• [DATA SUPPLIED]:
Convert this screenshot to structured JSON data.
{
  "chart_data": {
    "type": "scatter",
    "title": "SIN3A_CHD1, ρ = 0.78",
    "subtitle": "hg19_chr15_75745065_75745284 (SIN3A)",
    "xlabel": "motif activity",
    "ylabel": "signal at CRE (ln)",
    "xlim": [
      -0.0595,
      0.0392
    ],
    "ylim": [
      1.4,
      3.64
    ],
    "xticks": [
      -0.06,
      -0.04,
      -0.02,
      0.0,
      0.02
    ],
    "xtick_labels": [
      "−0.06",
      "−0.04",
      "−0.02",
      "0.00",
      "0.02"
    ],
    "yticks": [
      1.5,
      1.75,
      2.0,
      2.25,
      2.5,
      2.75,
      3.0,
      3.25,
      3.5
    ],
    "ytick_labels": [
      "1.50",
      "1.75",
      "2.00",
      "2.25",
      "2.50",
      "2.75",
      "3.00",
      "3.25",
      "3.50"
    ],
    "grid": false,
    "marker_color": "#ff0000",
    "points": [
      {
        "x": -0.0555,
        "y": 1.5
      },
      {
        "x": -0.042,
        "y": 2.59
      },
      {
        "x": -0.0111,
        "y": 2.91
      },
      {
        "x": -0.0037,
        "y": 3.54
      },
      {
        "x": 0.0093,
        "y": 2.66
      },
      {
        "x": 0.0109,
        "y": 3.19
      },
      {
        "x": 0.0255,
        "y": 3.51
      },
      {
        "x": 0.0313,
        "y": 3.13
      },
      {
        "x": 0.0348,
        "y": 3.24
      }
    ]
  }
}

• [DIRECTIONS]:
Reproduce each entry word for word.

• [TASK ANSWER]:
Convert this screenshot to structured JSON data.
{
  "chart_data": {
    "type": "scatter",
    "title": "SIN3A_CHD1, ρ = 0.78",
    "subtitle": "hg19_chr15_75745065_75745284 (SIN3A)",
    "xlabel": "motif activity",
    "ylabel": "signal at CRE (ln)",
    "xlim": [
      -0.0595,
      0.0392
    ],
    "ylim": [
      1.4,
      3.64
    ],
    "xticks": [
      -0.06,
      -0.04,
      -0.02,
      0.0,
      0.02
    ],
    "xtick_labels": [
      "−0.06",
      "−0.04",
      "−0.02",
      "0.00",
      "0.02"
    ],
    "yticks": [
      1.5,
      1.75,
      2.0,
      2.25,
      2.5,
      2.75,
      3.0,
      3.25,
      3.5
    ],
    "ytick_labels": [
      "1.50",
      "1.75",
      "2.00",
      "2.25",
      "2.50",
      "2.75",
      "3.00",
      "3.25",
      "3.50"
    ],
    "grid": false,
    "marker_color": "#ff0000",
    "points": [
      {
        "x": -0.0555,
        "y": 1.5
      },
      {
        "x": -0.042,
        "y": 2.59
      },
      {
        "x": -0.0111,
        "y": 2.91
      },
      {
        "x": -0.0037,
        "y": 3.54
      },
      {
        "x": 0.0093,
        "y": 2.66
      },
      {
        "x": 0.0109,
        "y": 3.19
      },
      {
        "x": 0.0255,
        "y": 3.51
      },
      {
        "x": 0.0313,
        "y": 3.13
      },
      {
        "x": 0.0348,
        "y": 3.24
      }
    ]
  }
}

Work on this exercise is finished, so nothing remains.